Copy the records that follow exactly as written, but not their pictures.

Saved data entries

__________________________________________________

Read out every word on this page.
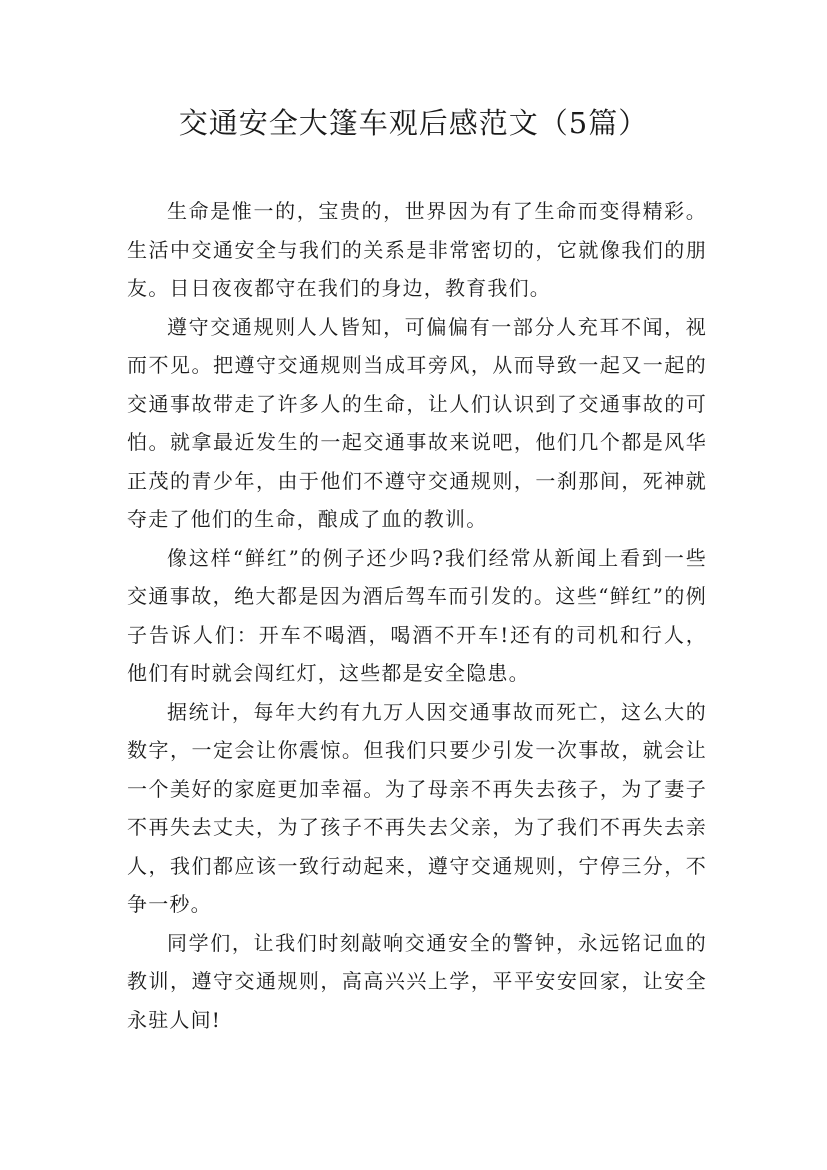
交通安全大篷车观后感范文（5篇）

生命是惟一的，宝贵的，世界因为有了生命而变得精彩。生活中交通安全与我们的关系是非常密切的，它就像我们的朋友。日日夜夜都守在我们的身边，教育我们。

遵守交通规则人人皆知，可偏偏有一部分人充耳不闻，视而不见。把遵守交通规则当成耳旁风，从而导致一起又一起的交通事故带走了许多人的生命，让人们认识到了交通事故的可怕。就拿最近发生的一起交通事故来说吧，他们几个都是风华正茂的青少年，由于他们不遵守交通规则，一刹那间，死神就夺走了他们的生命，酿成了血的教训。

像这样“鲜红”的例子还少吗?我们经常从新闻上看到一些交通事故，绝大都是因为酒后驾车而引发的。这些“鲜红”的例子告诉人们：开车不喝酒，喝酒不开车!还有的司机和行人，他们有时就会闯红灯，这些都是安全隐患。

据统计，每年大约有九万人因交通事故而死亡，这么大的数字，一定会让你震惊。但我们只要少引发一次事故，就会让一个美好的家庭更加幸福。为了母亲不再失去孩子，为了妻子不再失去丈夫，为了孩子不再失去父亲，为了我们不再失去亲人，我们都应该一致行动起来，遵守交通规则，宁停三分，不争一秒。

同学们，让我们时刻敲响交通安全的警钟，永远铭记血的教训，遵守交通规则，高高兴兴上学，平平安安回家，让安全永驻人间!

__________________________________________________

• [Finished answer]:
Read out every word on this page.
交通安全大篷车观后感范文（5篇）

生命是惟一的，宝贵的，世界因为有了生命而变得精彩。生活中交通安全与我们的关系是非常密切的，它就像我们的朋友。日日夜夜都守在我们的身边，教育我们。

遵守交通规则人人皆知，可偏偏有一部分人充耳不闻，视而不见。把遵守交通规则当成耳旁风，从而导致一起又一起的交通事故带走了许多人的生命，让人们认识到了交通事故的可怕。就拿最近发生的一起交通事故来说吧，他们几个都是风华正茂的青少年，由于他们不遵守交通规则，一刹那间，死神就夺走了他们的生命，酿成了血的教训。

像这样“鲜红”的例子还少吗?我们经常从新闻上看到一些交通事故，绝大都是因为酒后驾车而引发的。这些“鲜红”的例子告诉人们：开车不喝酒，喝酒不开车!还有的司机和行人，他们有时就会闯红灯，这些都是安全隐患。

据统计，每年大约有九万人因交通事故而死亡，这么大的数字，一定会让你震惊。但我们只要少引发一次事故，就会让一个美好的家庭更加幸福。为了母亲不再失去孩子，为了妻子不再失去丈夫，为了孩子不再失去父亲，为了我们不再失去亲人，我们都应该一致行动起来，遵守交通规则，宁停三分，不争一秒。

同学们，让我们时刻敲响交通安全的警钟，永远铭记血的教训，遵守交通规则，高高兴兴上学，平平安安回家，让安全永驻人间!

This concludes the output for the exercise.